Recorded data
━━━━

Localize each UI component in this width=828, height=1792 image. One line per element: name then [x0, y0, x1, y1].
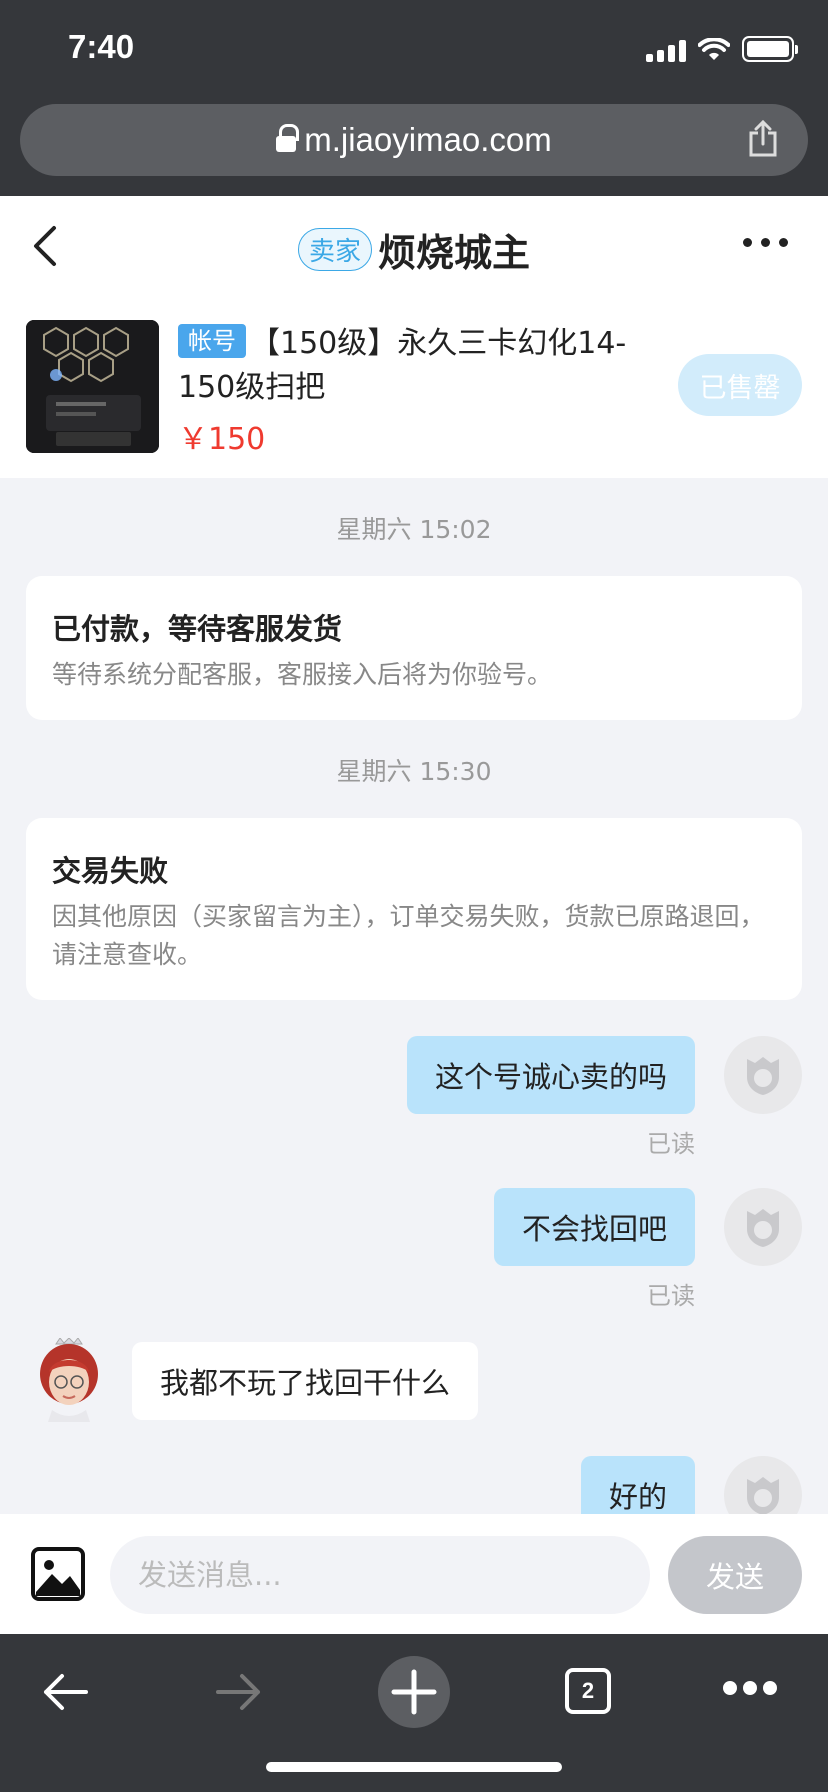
system-message-card: 已付款，等待客服发货 等待系统分配客服，客服接入后将为你验号。	[26, 576, 802, 720]
tab-count: 2	[565, 1668, 611, 1714]
my-message-bubble[interactable]: 这个号诚心卖的吗	[406, 1036, 695, 1114]
cellular-signal-icon	[646, 38, 686, 62]
system-message-card: 交易失败 因其他原因（买家留言为主），订单交易失败，货款已原路退回，请注意查收。	[26, 818, 802, 1000]
browser-back-icon[interactable]	[40, 1670, 90, 1714]
product-price: ￥150	[178, 422, 266, 457]
my-avatar[interactable]	[724, 1456, 802, 1514]
new-tab-icon[interactable]	[378, 1656, 450, 1728]
account-tag: 帐号	[178, 324, 246, 358]
browser-forward-icon[interactable]	[214, 1670, 264, 1714]
message-timestamp: 星期六 15:30	[336, 757, 492, 786]
default-avatar-icon	[747, 1209, 779, 1247]
system-message-title: 交易失败	[52, 854, 169, 888]
home-indicator	[266, 1762, 562, 1772]
product-thumbnail[interactable]	[26, 320, 159, 453]
seller-avatar[interactable]	[30, 1337, 108, 1422]
browser-menu-icon[interactable]	[722, 1680, 778, 1696]
more-options-icon[interactable]	[743, 238, 788, 247]
status-time: 7:40	[68, 28, 135, 65]
status-icons	[646, 36, 798, 62]
chat-header: 卖家 烦烧城主	[0, 196, 828, 296]
my-avatar[interactable]	[724, 1188, 802, 1266]
system-message-desc: 因其他原因（买家留言为主），订单交易失败，货款已原路退回，请注意查收。	[52, 902, 765, 969]
my-avatar[interactable]	[724, 1036, 802, 1114]
chat-title: 烦烧城主	[378, 231, 531, 275]
sold-out-button[interactable]: 已售罄	[678, 354, 802, 416]
product-title: 帐号 【150级】永久三卡幻化14-150级扫把	[178, 322, 638, 410]
message-timestamp: 星期六 15:02	[336, 515, 492, 544]
seller-badge: 卖家	[297, 228, 372, 271]
message-list[interactable]: 星期六 15:02 已付款，等待客服发货 等待系统分配客服，客服接入后将为你验号…	[0, 478, 828, 1514]
read-status: 已读	[647, 1282, 695, 1310]
share-icon[interactable]	[748, 120, 778, 158]
lock-icon	[276, 124, 300, 154]
address-bar[interactable]: m.jiaoyimao.com	[20, 104, 808, 176]
system-message-title: 已付款，等待客服发货	[52, 612, 343, 646]
default-avatar-icon	[747, 1057, 779, 1095]
other-message-bubble[interactable]: 我都不玩了找回干什么	[132, 1342, 479, 1420]
browser-top-bar: 7:40 m.jiaoyimao.com	[0, 0, 828, 196]
my-message-bubble[interactable]: 好的	[580, 1456, 695, 1514]
url-text: m.jiaoyimao.com	[304, 121, 552, 158]
wifi-icon	[698, 38, 730, 60]
browser-bottom-toolbar: 2	[0, 1634, 828, 1792]
image-picker-icon[interactable]	[30, 1546, 86, 1602]
send-button[interactable]: 发送	[668, 1536, 802, 1614]
tab-switcher-button[interactable]: 2	[565, 1668, 611, 1714]
default-avatar-icon	[747, 1477, 779, 1514]
system-message-desc: 等待系统分配客服，客服接入后将为你验号。	[52, 660, 553, 689]
message-input-bar: 发送	[0, 1514, 828, 1634]
message-input[interactable]	[110, 1536, 650, 1614]
battery-icon	[742, 36, 798, 62]
product-card[interactable]: 帐号 【150级】永久三卡幻化14-150级扫把 ￥150 已售罄	[0, 296, 828, 478]
my-message-bubble[interactable]: 不会找回吧	[493, 1188, 695, 1266]
read-status: 已读	[647, 1130, 695, 1158]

━━━━

= What to work on =
Copy every row above word for word, leaving out the pictures.

= Exercise result =
Localize each UI component in this width=828, height=1792 image. One line per element: name then [x0, y0, x1, y1].
system-message-card: 已付款，等待客服发货 等待系统分配客服，客服接入后将为你验号。	[26, 576, 802, 720]
tab-count: 2	[565, 1668, 611, 1714]
my-message-bubble[interactable]: 这个号诚心卖的吗	[406, 1036, 695, 1114]
cellular-signal-icon	[646, 38, 686, 62]
system-message-card: 交易失败 因其他原因（买家留言为主），订单交易失败，货款已原路退回，请注意查收。	[26, 818, 802, 1000]
browser-back-icon[interactable]	[40, 1670, 90, 1714]
product-price: ￥150	[178, 422, 266, 457]
my-avatar[interactable]	[724, 1456, 802, 1514]
new-tab-icon[interactable]	[378, 1656, 450, 1728]
account-tag: 帐号	[178, 324, 246, 358]
browser-forward-icon[interactable]	[214, 1670, 264, 1714]
message-timestamp: 星期六 15:30	[336, 757, 492, 786]
default-avatar-icon	[747, 1209, 779, 1247]
system-message-title: 交易失败	[52, 854, 169, 888]
home-indicator	[266, 1762, 562, 1772]
product-thumbnail[interactable]	[26, 320, 159, 453]
seller-avatar[interactable]	[30, 1337, 108, 1422]
browser-menu-icon[interactable]	[722, 1680, 778, 1696]
more-options-icon[interactable]	[743, 238, 788, 247]
status-time: 7:40	[68, 28, 135, 65]
status-icons	[646, 36, 798, 62]
chat-header: 卖家 烦烧城主	[0, 196, 828, 296]
my-avatar[interactable]	[724, 1188, 802, 1266]
system-message-desc: 因其他原因（买家留言为主），订单交易失败，货款已原路退回，请注意查收。	[52, 902, 765, 969]
my-avatar[interactable]	[724, 1036, 802, 1114]
chat-title: 烦烧城主	[378, 231, 531, 275]
sold-out-button[interactable]: 已售罄	[678, 354, 802, 416]
product-title: 帐号 【150级】永久三卡幻化14-150级扫把	[178, 322, 638, 410]
message-timestamp: 星期六 15:02	[336, 515, 492, 544]
seller-badge: 卖家	[297, 228, 372, 271]
message-list[interactable]: 星期六 15:02 已付款，等待客服发货 等待系统分配客服，客服接入后将为你验号…	[0, 478, 828, 1514]
read-status: 已读	[647, 1282, 695, 1310]
share-icon[interactable]	[748, 120, 778, 158]
lock-icon	[276, 124, 300, 154]
address-bar[interactable]: m.jiaoyimao.com	[20, 104, 808, 176]
system-message-title: 已付款，等待客服发货	[52, 612, 343, 646]
default-avatar-icon	[747, 1057, 779, 1095]
other-message-bubble[interactable]: 我都不玩了找回干什么	[132, 1342, 479, 1420]
browser-top-bar: 7:40 m.jiaoyimao.com	[0, 0, 828, 196]
my-message-bubble[interactable]: 好的	[580, 1456, 695, 1514]
url-text: m.jiaoyimao.com	[304, 121, 552, 158]
wifi-icon	[698, 38, 730, 60]
browser-bottom-toolbar: 2	[0, 1634, 828, 1792]
image-picker-icon[interactable]	[30, 1546, 86, 1602]
send-button[interactable]: 发送	[668, 1536, 802, 1614]
tab-switcher-button[interactable]: 2	[565, 1668, 611, 1714]
default-avatar-icon	[747, 1477, 779, 1514]
system-message-desc: 等待系统分配客服，客服接入后将为你验号。	[52, 660, 553, 689]
message-input-bar: 发送	[0, 1514, 828, 1634]
message-input[interactable]	[110, 1536, 650, 1614]
battery-icon	[742, 36, 798, 62]
product-card[interactable]: 帐号 【150级】永久三卡幻化14-150级扫把 ￥150 已售罄	[0, 296, 828, 478]
my-message-bubble[interactable]: 不会找回吧	[493, 1188, 695, 1266]
read-status: 已读	[647, 1130, 695, 1158]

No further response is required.